Output the entries as they appear, skipping images.

[Saved data entries]

******

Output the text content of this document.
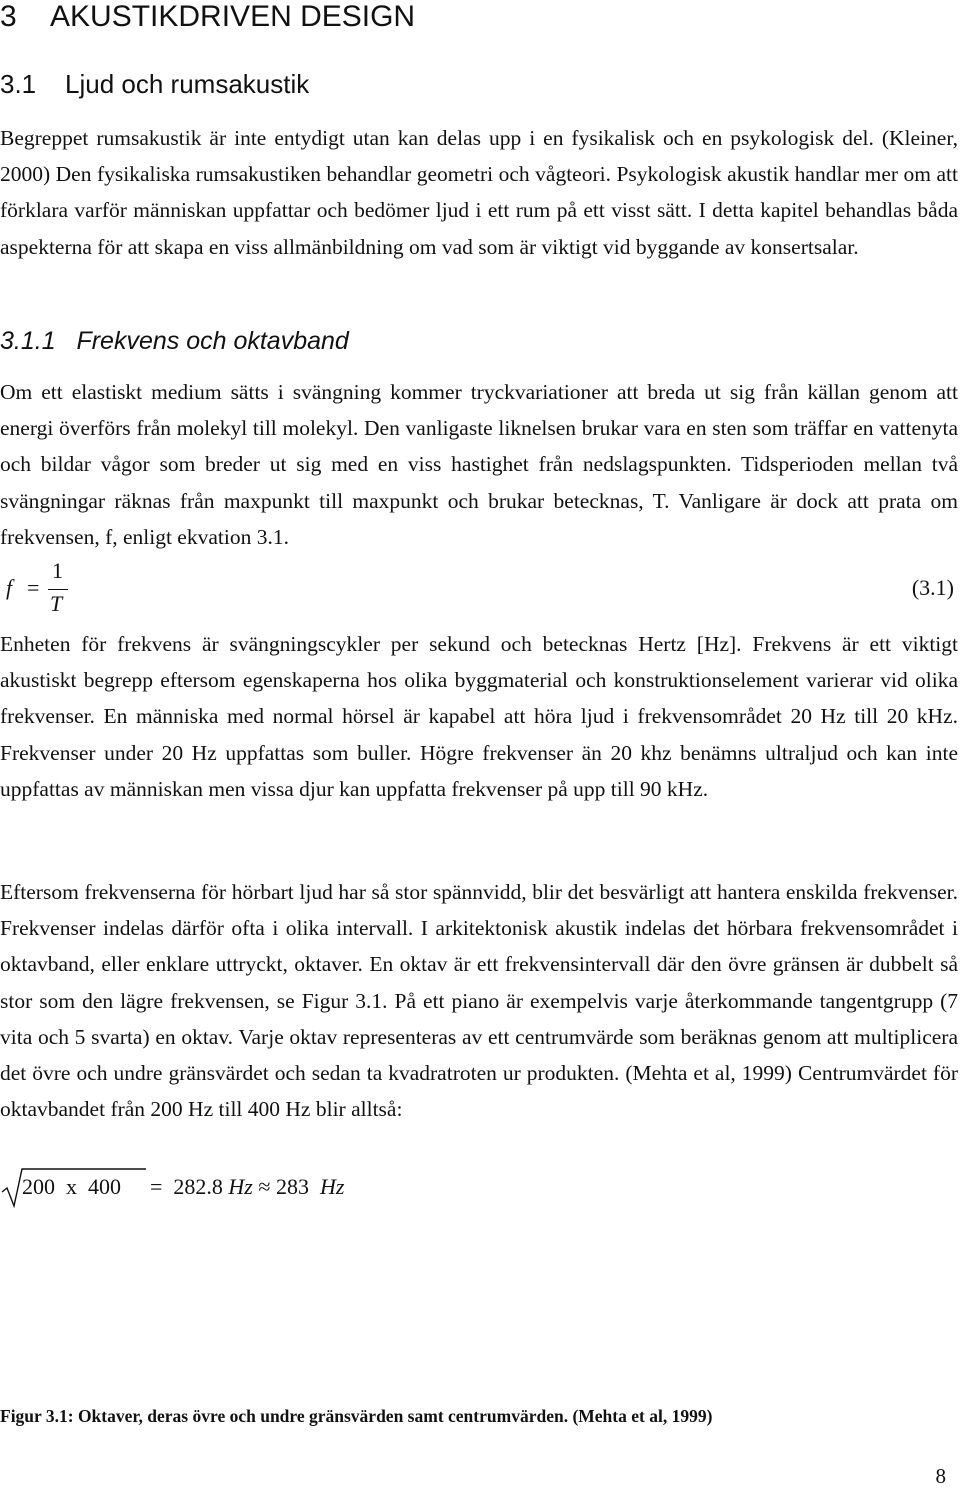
3    AKUSTIKDRIVEN DESIGN
3.1    Ljud och rumsakustik

Begreppet rumsakustik är inte entydigt utan kan delas upp i en fysikalisk och en psykologisk del. (Kleiner, 2000) Den fysikaliska rumsakustiken behandlar geometri och vågteori. Psykologisk akustik handlar mer om att förklara varför människan uppfattar och bedömer ljud i ett rum på ett visst sätt. I detta kapitel behandlas båda aspekterna för att skapa en viss allmänbildning om vad som är viktigt vid byggande av konsertsalar.

3.1.1   Frekvens och oktavband

Om ett elastiskt medium sätts i svängning kommer tryckvariationer att breda ut sig från källan genom att energi överförs från molekyl till molekyl. Den vanligaste liknelsen brukar vara en sten som träffar en vattenyta och bildar vågor som breder ut sig med en viss hastighet från nedslagspunkten. Tidsperioden mellan två svängningar räknas från maxpunkt till maxpunkt och brukar betecknas, T. Vanligare är dock att prata om frekvensen, f, enligt ekvation 3.1.

f =
1
T
(3.1)

Enheten för frekvens är svängningscykler per sekund och betecknas Hertz [Hz]. Frekvens är ett viktigt akustiskt begrepp eftersom egenskaperna hos olika byggmaterial och konstruktionselement varierar vid olika frekvenser. En människa med normal hörsel är kapabel att höra ljud i frekvensområdet 20 Hz till 20 kHz. Frekvenser under 20 Hz uppfattas som buller. Högre frekvenser än 20 khz benämns ultraljud och kan inte uppfattas av människan men vissa djur kan uppfatta frekvenser på upp till 90 kHz.

Eftersom frekvenserna för hörbart ljud har så stor spännvidd, blir det besvärligt att hantera enskilda frekvenser. Frekvenser indelas därför ofta i olika intervall. I arkitektonisk akustik indelas det hörbara frekvensområdet i oktavband, eller enklare uttryckt, oktaver. En oktav är ett frekvensintervall där den övre gränsen är dubbelt så stor som den lägre frekvensen, se Figur 3.1. På ett piano är exempelvis varje återkommande tangentgrupp (7 vita och 5 svarta) en oktav. Varje oktav representeras av ett centrumvärde som beräknas genom att multiplicera det övre och undre gränsvärdet och sedan ta kvadratroten ur produkten. (Mehta et al, 1999) Centrumvärdet för oktavbandet från 200 Hz till 400 Hz blir alltså:

200  x  400 =  282.8 Hz ≈ 283 Hz
Figur 3.1: Oktaver, deras övre och undre gränsvärden samt centrumvärden. (Mehta et al, 1999)
8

******

## [WRITTEN ANSWER]
Output the text content of this document.
3    AKUSTIKDRIVEN DESIGN
3.1    Ljud och rumsakustik

Begreppet rumsakustik är inte entydigt utan kan delas upp i en fysikalisk och en psykologisk del. (Kleiner, 2000) Den fysikaliska rumsakustiken behandlar geometri och vågteori. Psykologisk akustik handlar mer om att förklara varför människan uppfattar och bedömer ljud i ett rum på ett visst sätt. I detta kapitel behandlas båda aspekterna för att skapa en viss allmänbildning om vad som är viktigt vid byggande av konsertsalar.

3.1.1   Frekvens och oktavband

Om ett elastiskt medium sätts i svängning kommer tryckvariationer att breda ut sig från källan genom att energi överförs från molekyl till molekyl. Den vanligaste liknelsen brukar vara en sten som träffar en vattenyta och bildar vågor som breder ut sig med en viss hastighet från nedslagspunkten. Tidsperioden mellan två svängningar räknas från maxpunkt till maxpunkt och brukar betecknas, T. Vanligare är dock att prata om frekvensen, f, enligt ekvation 3.1.

f =
1
T
(3.1)

Enheten för frekvens är svängningscykler per sekund och betecknas Hertz [Hz]. Frekvens är ett viktigt akustiskt begrepp eftersom egenskaperna hos olika byggmaterial och konstruktionselement varierar vid olika frekvenser. En människa med normal hörsel är kapabel att höra ljud i frekvensområdet 20 Hz till 20 kHz. Frekvenser under 20 Hz uppfattas som buller. Högre frekvenser än 20 khz benämns ultraljud och kan inte uppfattas av människan men vissa djur kan uppfatta frekvenser på upp till 90 kHz.

Eftersom frekvenserna för hörbart ljud har så stor spännvidd, blir det besvärligt att hantera enskilda frekvenser. Frekvenser indelas därför ofta i olika intervall. I arkitektonisk akustik indelas det hörbara frekvensområdet i oktavband, eller enklare uttryckt, oktaver. En oktav är ett frekvensintervall där den övre gränsen är dubbelt så stor som den lägre frekvensen, se Figur 3.1. På ett piano är exempelvis varje återkommande tangentgrupp (7 vita och 5 svarta) en oktav. Varje oktav representeras av ett centrumvärde som beräknas genom att multiplicera det övre och undre gränsvärdet och sedan ta kvadratroten ur produkten. (Mehta et al, 1999) Centrumvärdet för oktavbandet från 200 Hz till 400 Hz blir alltså:

200  x  400 =  282.8 Hz ≈ 283 Hz
Figur 3.1: Oktaver, deras övre och undre gränsvärden samt centrumvärden. (Mehta et al, 1999)
8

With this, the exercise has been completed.